> **PROBLEM REQUIREMENTS**
Write out the whole listing again, exactly.

> **RECORDS SUPPLIED**
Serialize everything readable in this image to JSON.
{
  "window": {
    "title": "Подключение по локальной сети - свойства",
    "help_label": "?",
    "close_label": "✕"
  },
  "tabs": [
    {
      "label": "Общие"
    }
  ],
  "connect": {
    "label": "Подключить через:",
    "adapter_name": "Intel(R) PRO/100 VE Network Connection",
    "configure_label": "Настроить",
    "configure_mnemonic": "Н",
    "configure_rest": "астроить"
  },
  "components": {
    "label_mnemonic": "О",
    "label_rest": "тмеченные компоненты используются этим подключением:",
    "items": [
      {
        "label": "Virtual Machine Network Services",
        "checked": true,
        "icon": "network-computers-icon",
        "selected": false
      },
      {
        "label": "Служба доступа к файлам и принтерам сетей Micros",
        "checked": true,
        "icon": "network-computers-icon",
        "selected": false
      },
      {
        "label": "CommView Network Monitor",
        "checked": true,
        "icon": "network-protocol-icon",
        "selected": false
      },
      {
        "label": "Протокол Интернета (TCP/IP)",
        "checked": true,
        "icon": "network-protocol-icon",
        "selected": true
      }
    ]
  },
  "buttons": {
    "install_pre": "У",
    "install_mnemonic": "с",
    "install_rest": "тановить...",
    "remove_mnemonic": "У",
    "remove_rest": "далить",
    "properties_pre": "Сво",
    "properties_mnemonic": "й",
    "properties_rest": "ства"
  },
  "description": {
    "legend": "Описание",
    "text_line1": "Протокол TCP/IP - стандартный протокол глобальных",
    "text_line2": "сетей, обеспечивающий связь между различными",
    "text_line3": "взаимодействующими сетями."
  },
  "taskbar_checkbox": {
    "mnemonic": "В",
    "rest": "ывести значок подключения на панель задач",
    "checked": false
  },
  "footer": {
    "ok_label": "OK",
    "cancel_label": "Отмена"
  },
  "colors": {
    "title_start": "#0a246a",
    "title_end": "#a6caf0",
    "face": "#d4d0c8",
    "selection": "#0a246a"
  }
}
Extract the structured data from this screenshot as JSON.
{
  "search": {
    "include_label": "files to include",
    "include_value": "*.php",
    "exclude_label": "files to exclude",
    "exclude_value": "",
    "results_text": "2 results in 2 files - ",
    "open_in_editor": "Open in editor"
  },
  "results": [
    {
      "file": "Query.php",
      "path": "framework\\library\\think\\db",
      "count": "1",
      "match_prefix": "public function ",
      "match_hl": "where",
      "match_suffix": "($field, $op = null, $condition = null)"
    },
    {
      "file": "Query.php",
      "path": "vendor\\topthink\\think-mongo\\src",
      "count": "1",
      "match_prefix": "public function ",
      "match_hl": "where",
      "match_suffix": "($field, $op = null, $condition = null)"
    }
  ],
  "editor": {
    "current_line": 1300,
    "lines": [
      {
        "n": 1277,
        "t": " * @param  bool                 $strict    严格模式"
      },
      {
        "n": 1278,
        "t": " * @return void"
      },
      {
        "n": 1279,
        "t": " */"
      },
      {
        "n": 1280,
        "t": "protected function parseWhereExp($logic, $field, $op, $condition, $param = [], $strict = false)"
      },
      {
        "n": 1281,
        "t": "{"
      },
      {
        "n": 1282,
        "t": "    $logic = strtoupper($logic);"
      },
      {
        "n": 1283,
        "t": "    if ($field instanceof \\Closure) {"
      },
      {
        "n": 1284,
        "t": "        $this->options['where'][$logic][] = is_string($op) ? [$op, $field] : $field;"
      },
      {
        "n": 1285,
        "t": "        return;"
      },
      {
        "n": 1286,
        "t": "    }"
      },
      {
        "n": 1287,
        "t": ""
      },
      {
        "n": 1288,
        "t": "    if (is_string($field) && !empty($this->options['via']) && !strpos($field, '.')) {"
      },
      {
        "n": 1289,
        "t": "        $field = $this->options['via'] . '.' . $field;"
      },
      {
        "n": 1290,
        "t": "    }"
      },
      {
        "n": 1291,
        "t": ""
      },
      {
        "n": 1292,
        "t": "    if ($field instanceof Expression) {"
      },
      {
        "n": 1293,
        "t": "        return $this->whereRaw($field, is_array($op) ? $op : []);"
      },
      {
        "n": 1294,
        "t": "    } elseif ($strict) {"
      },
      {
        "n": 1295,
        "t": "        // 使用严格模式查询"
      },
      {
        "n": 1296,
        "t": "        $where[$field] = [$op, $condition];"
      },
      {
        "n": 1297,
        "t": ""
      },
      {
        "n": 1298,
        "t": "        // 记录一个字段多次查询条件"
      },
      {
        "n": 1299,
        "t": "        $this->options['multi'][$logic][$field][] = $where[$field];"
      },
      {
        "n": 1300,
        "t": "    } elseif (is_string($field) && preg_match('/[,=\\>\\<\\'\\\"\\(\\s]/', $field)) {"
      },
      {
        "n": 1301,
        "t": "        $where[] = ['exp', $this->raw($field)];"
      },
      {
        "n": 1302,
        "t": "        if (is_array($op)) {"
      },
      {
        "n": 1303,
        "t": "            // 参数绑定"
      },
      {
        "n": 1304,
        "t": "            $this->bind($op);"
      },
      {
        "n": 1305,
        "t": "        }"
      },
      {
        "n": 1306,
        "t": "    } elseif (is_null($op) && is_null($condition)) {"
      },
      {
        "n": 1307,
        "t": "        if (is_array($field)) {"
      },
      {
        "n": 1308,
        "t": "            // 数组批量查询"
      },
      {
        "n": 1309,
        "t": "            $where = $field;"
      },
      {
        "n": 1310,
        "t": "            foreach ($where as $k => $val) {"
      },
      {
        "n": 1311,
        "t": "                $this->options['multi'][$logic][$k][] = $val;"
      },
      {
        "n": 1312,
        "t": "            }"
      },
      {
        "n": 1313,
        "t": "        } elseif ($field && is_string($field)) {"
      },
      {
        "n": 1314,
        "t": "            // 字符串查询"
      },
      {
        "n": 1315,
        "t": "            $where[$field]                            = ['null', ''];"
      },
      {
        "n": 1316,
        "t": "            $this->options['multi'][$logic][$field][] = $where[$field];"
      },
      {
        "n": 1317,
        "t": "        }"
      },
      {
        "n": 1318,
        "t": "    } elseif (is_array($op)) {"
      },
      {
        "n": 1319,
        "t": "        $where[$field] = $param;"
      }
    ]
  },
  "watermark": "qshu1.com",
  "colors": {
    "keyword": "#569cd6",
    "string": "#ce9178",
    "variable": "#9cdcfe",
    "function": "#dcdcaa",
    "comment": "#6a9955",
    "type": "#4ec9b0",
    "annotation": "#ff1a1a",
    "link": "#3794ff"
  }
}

> **ANSWER TO THE EXERCISE**
Serialize everything readable in this image to JSON.
{
  "window": {
    "title": "Подключение по локальной сети - свойства",
    "help_label": "?",
    "close_label": "✕"
  },
  "tabs": [
    {
      "label": "Общие"
    }
  ],
  "connect": {
    "label": "Подключить через:",
    "adapter_name": "Intel(R) PRO/100 VE Network Connection",
    "configure_label": "Настроить",
    "configure_mnemonic": "Н",
    "configure_rest": "астроить"
  },
  "components": {
    "label_mnemonic": "О",
    "label_rest": "тмеченные компоненты используются этим подключением:",
    "items": [
      {
        "label": "Virtual Machine Network Services",
        "checked": true,
        "icon": "network-computers-icon",
        "selected": false
      },
      {
        "label": "Служба доступа к файлам и принтерам сетей Micros",
        "checked": true,
        "icon": "network-computers-icon",
        "selected": false
      },
      {
        "label": "CommView Network Monitor",
        "checked": true,
        "icon": "network-protocol-icon",
        "selected": false
      },
      {
        "label": "Протокол Интернета (TCP/IP)",
        "checked": true,
        "icon": "network-protocol-icon",
        "selected": true
      }
    ]
  },
  "buttons": {
    "install_pre": "У",
    "install_mnemonic": "с",
    "install_rest": "тановить...",
    "remove_mnemonic": "У",
    "remove_rest": "далить",
    "properties_pre": "Сво",
    "properties_mnemonic": "й",
    "properties_rest": "ства"
  },
  "description": {
    "legend": "Описание",
    "text_line1": "Протокол TCP/IP - стандартный протокол глобальных",
    "text_line2": "сетей, обеспечивающий связь между различными",
    "text_line3": "взаимодействующими сетями."
  },
  "taskbar_checkbox": {
    "mnemonic": "В",
    "rest": "ывести значок подключения на панель задач",
    "checked": false
  },
  "footer": {
    "ok_label": "OK",
    "cancel_label": "Отмена"
  },
  "colors": {
    "title_start": "#0a246a",
    "title_end": "#a6caf0",
    "face": "#d4d0c8",
    "selection": "#0a246a"
  }
}
Extract the structured data from this screenshot as JSON.
{
  "search": {
    "include_label": "files to include",
    "include_value": "*.php",
    "exclude_label": "files to exclude",
    "exclude_value": "",
    "results_text": "2 results in 2 files - ",
    "open_in_editor": "Open in editor"
  },
  "results": [
    {
      "file": "Query.php",
      "path": "framework\\library\\think\\db",
      "count": "1",
      "match_prefix": "public function ",
      "match_hl": "where",
      "match_suffix": "($field, $op = null, $condition = null)"
    },
    {
      "file": "Query.php",
      "path": "vendor\\topthink\\think-mongo\\src",
      "count": "1",
      "match_prefix": "public function ",
      "match_hl": "where",
      "match_suffix": "($field, $op = null, $condition = null)"
    }
  ],
  "editor": {
    "current_line": 1300,
    "lines": [
      {
        "n": 1277,
        "t": " * @param  bool                 $strict    严格模式"
      },
      {
        "n": 1278,
        "t": " * @return void"
      },
      {
        "n": 1279,
        "t": " */"
      },
      {
        "n": 1280,
        "t": "protected function parseWhereExp($logic, $field, $op, $condition, $param = [], $strict = false)"
      },
      {
        "n": 1281,
        "t": "{"
      },
      {
        "n": 1282,
        "t": "    $logic = strtoupper($logic);"
      },
      {
        "n": 1283,
        "t": "    if ($field instanceof \\Closure) {"
      },
      {
        "n": 1284,
        "t": "        $this->options['where'][$logic][] = is_string($op) ? [$op, $field] : $field;"
      },
      {
        "n": 1285,
        "t": "        return;"
      },
      {
        "n": 1286,
        "t": "    }"
      },
      {
        "n": 1287,
        "t": ""
      },
      {
        "n": 1288,
        "t": "    if (is_string($field) && !empty($this->options['via']) && !strpos($field, '.')) {"
      },
      {
        "n": 1289,
        "t": "        $field = $this->options['via'] . '.' . $field;"
      },
      {
        "n": 1290,
        "t": "    }"
      },
      {
        "n": 1291,
        "t": ""
      },
      {
        "n": 1292,
        "t": "    if ($field instanceof Expression) {"
      },
      {
        "n": 1293,
        "t": "        return $this->whereRaw($field, is_array($op) ? $op : []);"
      },
      {
        "n": 1294,
        "t": "    } elseif ($strict) {"
      },
      {
        "n": 1295,
        "t": "        // 使用严格模式查询"
      },
      {
        "n": 1296,
        "t": "        $where[$field] = [$op, $condition];"
      },
      {
        "n": 1297,
        "t": ""
      },
      {
        "n": 1298,
        "t": "        // 记录一个字段多次查询条件"
      },
      {
        "n": 1299,
        "t": "        $this->options['multi'][$logic][$field][] = $where[$field];"
      },
      {
        "n": 1300,
        "t": "    } elseif (is_string($field) && preg_match('/[,=\\>\\<\\'\\\"\\(\\s]/', $field)) {"
      },
      {
        "n": 1301,
        "t": "        $where[] = ['exp', $this->raw($field)];"
      },
      {
        "n": 1302,
        "t": "        if (is_array($op)) {"
      },
      {
        "n": 1303,
        "t": "            // 参数绑定"
      },
      {
        "n": 1304,
        "t": "            $this->bind($op);"
      },
      {
        "n": 1305,
        "t": "        }"
      },
      {
        "n": 1306,
        "t": "    } elseif (is_null($op) && is_null($condition)) {"
      },
      {
        "n": 1307,
        "t": "        if (is_array($field)) {"
      },
      {
        "n": 1308,
        "t": "            // 数组批量查询"
      },
      {
        "n": 1309,
        "t": "            $where = $field;"
      },
      {
        "n": 1310,
        "t": "            foreach ($where as $k => $val) {"
      },
      {
        "n": 1311,
        "t": "                $this->options['multi'][$logic][$k][] = $val;"
      },
      {
        "n": 1312,
        "t": "            }"
      },
      {
        "n": 1313,
        "t": "        } elseif ($field && is_string($field)) {"
      },
      {
        "n": 1314,
        "t": "            // 字符串查询"
      },
      {
        "n": 1315,
        "t": "            $where[$field]                            = ['null', ''];"
      },
      {
        "n": 1316,
        "t": "            $this->options['multi'][$logic][$field][] = $where[$field];"
      },
      {
        "n": 1317,
        "t": "        }"
      },
      {
        "n": 1318,
        "t": "    } elseif (is_array($op)) {"
      },
      {
        "n": 1319,
        "t": "        $where[$field] = $param;"
      }
    ]
  },
  "watermark": "qshu1.com",
  "colors": {
    "keyword": "#569cd6",
    "string": "#ce9178",
    "variable": "#9cdcfe",
    "function": "#dcdcaa",
    "comment": "#6a9955",
    "type": "#4ec9b0",
    "annotation": "#ff1a1a",
    "link": "#3794ff"
  }
}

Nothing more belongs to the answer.